[Recorded data]
++++++

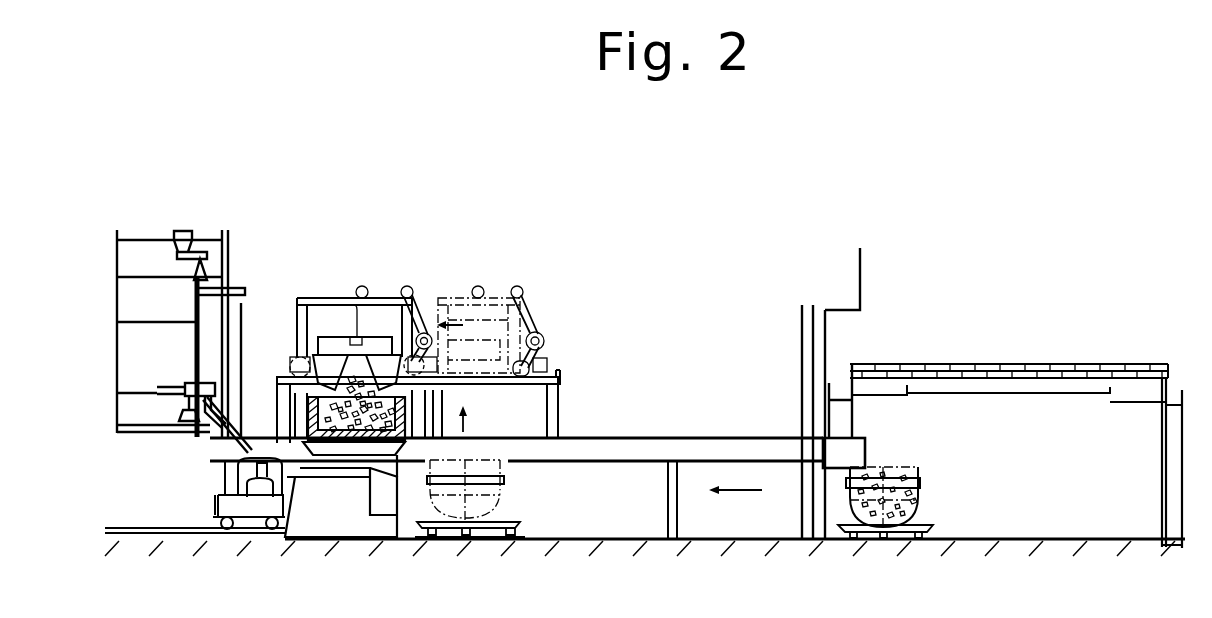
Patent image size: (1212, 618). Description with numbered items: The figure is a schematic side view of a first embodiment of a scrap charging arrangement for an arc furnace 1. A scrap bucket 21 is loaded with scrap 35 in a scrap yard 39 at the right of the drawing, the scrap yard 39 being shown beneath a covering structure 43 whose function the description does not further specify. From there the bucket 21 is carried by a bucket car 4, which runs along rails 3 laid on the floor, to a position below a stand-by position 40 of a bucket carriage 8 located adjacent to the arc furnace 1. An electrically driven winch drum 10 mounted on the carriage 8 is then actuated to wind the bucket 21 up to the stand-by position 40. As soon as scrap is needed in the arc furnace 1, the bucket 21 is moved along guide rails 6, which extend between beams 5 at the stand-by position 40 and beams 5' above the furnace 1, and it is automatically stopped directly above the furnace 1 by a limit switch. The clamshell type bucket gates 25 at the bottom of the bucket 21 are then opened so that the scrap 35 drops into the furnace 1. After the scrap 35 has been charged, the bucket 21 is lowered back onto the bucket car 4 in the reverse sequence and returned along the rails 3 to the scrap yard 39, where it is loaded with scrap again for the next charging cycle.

The arc furnace 1 is at (303, 409).
The rails 3 is at (598, 531).
The bucket car 4 is at (523, 525).
The beams 5 is at (442, 410).
The beams 5' is at (417, 399).
The guide rails 6 is at (558, 375).
The bucket carriage 8 is at (559, 352).
The winch drum 10 is at (424, 330).
The scrap bucket 21 is at (336, 338).
The clamshell type bucket gates 25 is at (310, 362).
The scrap 35 is at (306, 412).
The scrap yard 39 is at (1009, 422).
The stand-by position 40 is at (582, 381).
The roof cover 43 is at (1072, 381).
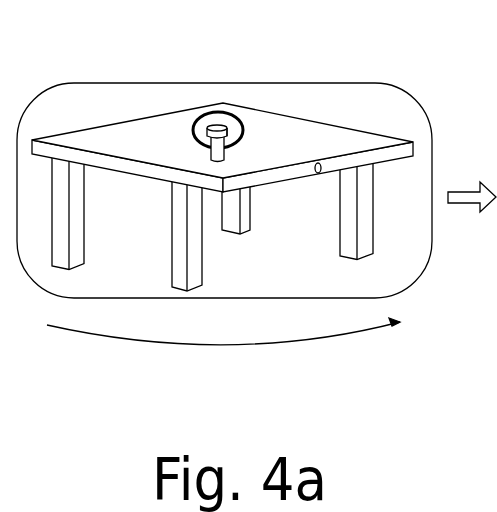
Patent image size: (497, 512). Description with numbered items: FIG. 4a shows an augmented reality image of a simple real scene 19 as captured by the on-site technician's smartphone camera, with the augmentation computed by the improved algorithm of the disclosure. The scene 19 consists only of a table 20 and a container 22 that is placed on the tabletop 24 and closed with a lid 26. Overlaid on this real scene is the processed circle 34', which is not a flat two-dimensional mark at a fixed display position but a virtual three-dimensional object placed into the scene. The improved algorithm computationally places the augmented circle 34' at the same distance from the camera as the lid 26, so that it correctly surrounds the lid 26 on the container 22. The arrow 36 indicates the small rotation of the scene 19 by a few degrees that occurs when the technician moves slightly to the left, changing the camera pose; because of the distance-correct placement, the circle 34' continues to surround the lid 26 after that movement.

The scene 19 is at (282, 269).
The table 20 is at (367, 223).
The container 22 is at (203, 140).
The tabletop 24 is at (282, 135).
The lid 26 is at (220, 122).
The processed circle 34' is at (264, 85).
The arrow 36 is at (93, 336).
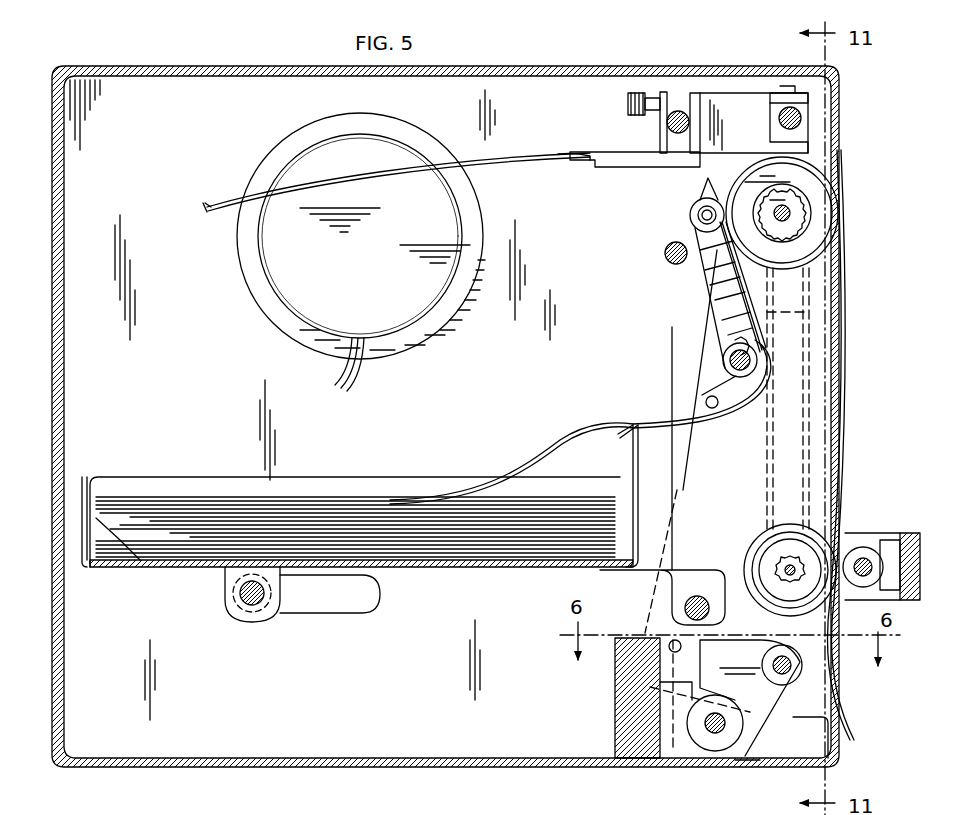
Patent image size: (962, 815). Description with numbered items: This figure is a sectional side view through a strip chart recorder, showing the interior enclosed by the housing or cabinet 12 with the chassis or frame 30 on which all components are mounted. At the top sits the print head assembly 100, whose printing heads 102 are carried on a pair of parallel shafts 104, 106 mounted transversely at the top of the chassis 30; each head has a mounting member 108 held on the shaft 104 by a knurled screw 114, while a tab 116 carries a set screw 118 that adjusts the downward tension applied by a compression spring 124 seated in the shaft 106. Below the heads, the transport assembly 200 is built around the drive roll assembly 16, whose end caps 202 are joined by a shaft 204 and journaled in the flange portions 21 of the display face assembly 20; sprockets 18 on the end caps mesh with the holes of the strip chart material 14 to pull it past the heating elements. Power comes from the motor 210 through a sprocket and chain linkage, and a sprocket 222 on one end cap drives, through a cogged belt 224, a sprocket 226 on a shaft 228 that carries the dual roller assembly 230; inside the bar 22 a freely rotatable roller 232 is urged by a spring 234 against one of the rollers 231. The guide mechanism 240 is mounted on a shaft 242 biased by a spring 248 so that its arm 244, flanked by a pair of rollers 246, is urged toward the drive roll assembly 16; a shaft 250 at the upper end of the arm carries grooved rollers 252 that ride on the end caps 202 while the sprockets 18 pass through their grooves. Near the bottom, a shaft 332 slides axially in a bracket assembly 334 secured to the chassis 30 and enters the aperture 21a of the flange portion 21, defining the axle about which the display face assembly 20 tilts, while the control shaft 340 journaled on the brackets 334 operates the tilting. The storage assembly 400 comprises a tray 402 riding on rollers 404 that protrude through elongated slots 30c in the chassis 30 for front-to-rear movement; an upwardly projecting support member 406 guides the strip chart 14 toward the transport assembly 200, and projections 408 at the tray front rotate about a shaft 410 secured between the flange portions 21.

The housing or cabinet 12 is at (271, 66).
The strip chart material 14 is at (565, 447).
The drive roll assembly 16 is at (846, 206).
The sprockets 18 is at (822, 188).
The display face assembly 20 is at (840, 426).
The flange portions 21 is at (812, 468).
The aperture 21a is at (678, 652).
The bar 22 is at (898, 560).
The chassis or frame 30 is at (222, 356).
The elongated slots 30c is at (380, 600).
The print head assembly 100 is at (594, 114).
The printing heads 102 is at (735, 92).
The shaft 104 is at (670, 126).
The shaft 106 is at (802, 118).
The mounting member 108 is at (706, 92).
The screw 114 is at (628, 102).
The tab 116 is at (810, 98).
The set screw 118 is at (228, 205).
The compression spring 124 is at (790, 143).
The transport assembly 200 is at (668, 233).
The end caps 202 is at (790, 258).
The shaft 204 is at (792, 218).
The motor 210 is at (384, 217).
The sprocket 222 is at (795, 205).
The cogged belt 224 is at (808, 500).
The sprocket 226 is at (778, 562).
The shaft 228 is at (783, 568).
The dual roller assembly 230 is at (762, 528).
The rollers 231 is at (776, 608).
The roller 232 is at (880, 560).
The spring 234 is at (882, 580).
The guide mechanism 240 is at (700, 298).
The shaft 242 is at (728, 364).
The arm 244 is at (735, 262).
The rollers 246 is at (720, 381).
The spring 248 is at (722, 342).
The shaft 250 is at (705, 218).
The roller 252 is at (690, 207).
The shaft 332 is at (800, 668).
The bracket assembly 334 is at (660, 670).
The control shaft 340 is at (712, 732).
The storage assembly 400 is at (436, 432).
The tray 402 is at (376, 478).
The rollers 404 is at (232, 592).
The support member 406 is at (631, 458).
The projections 408 is at (678, 582).
The shaft 410 is at (686, 607).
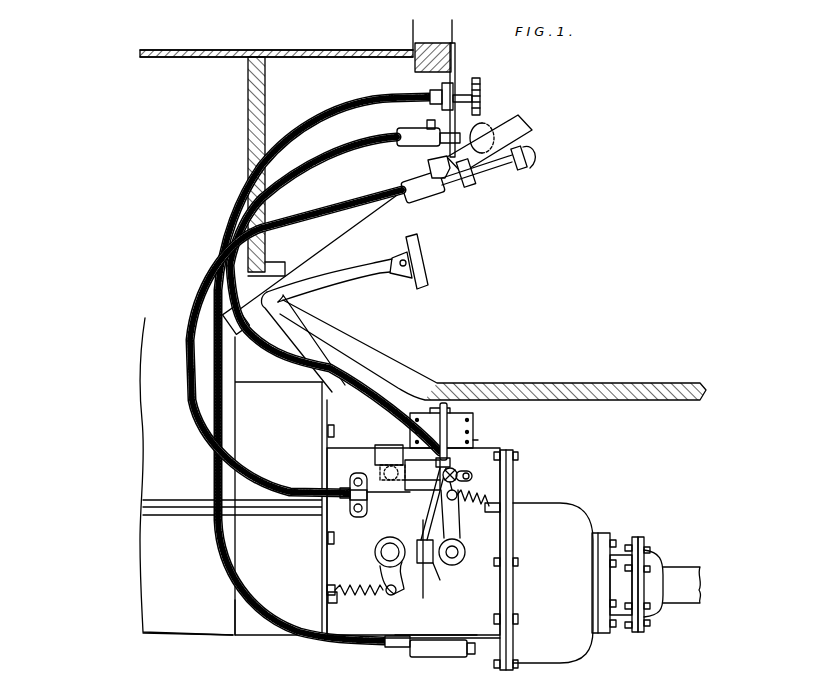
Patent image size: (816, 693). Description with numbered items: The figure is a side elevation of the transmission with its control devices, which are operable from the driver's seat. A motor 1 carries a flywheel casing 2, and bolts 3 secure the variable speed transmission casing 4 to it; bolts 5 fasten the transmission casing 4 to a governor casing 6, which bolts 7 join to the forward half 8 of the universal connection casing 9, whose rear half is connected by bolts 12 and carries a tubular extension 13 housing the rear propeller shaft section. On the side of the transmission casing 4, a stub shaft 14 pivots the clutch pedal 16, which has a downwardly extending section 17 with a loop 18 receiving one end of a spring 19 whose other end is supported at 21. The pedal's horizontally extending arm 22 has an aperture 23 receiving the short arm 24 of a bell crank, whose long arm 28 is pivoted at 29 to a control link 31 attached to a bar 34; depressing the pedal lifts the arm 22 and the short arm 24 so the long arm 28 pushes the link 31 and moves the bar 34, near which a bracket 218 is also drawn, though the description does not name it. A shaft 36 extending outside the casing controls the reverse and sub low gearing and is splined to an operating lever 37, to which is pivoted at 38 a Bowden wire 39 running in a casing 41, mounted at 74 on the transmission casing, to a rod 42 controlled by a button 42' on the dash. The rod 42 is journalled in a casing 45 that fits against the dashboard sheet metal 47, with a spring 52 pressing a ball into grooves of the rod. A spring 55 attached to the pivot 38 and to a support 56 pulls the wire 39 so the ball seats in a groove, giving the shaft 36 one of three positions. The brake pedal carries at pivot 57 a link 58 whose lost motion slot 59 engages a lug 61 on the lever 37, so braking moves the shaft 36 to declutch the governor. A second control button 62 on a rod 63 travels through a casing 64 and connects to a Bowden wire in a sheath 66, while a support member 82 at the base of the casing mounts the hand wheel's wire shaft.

++++++

### What this task involves
Show every line from the records above that contains the word "circle".

### Response below
Patent image size: (497, 512). Description with numbered items: FIG. 4a shows an augmented reality image of a simple real scene 19 as captured by the on-site technician's smartphone camera, with the augmentation computed by the improved algorithm of the disclosure. The scene 19 consists only of a table 20 and a container 22 that is placed on the tabletop 24 and closed with a lid 26. Overlaid on this real scene is the processed circle 34', which is not a flat two-dimensional mark at a fixed display position but a virtual three-dimensional object placed into the scene. The improved algorithm computationally places the augmented circle 34' at the same distance from the camera as the lid 26, so that it correctly surrounds the lid 26 on the container 22. The arrow 36 indicates the small rotation of the scene 19 by a few degrees that occurs when the technician moves slightly to the left, changing the camera pose; because of the distance-correct placement, the circle 34' continues to surround the lid 26 after that movement.
The processed circle 34' is at (264, 85).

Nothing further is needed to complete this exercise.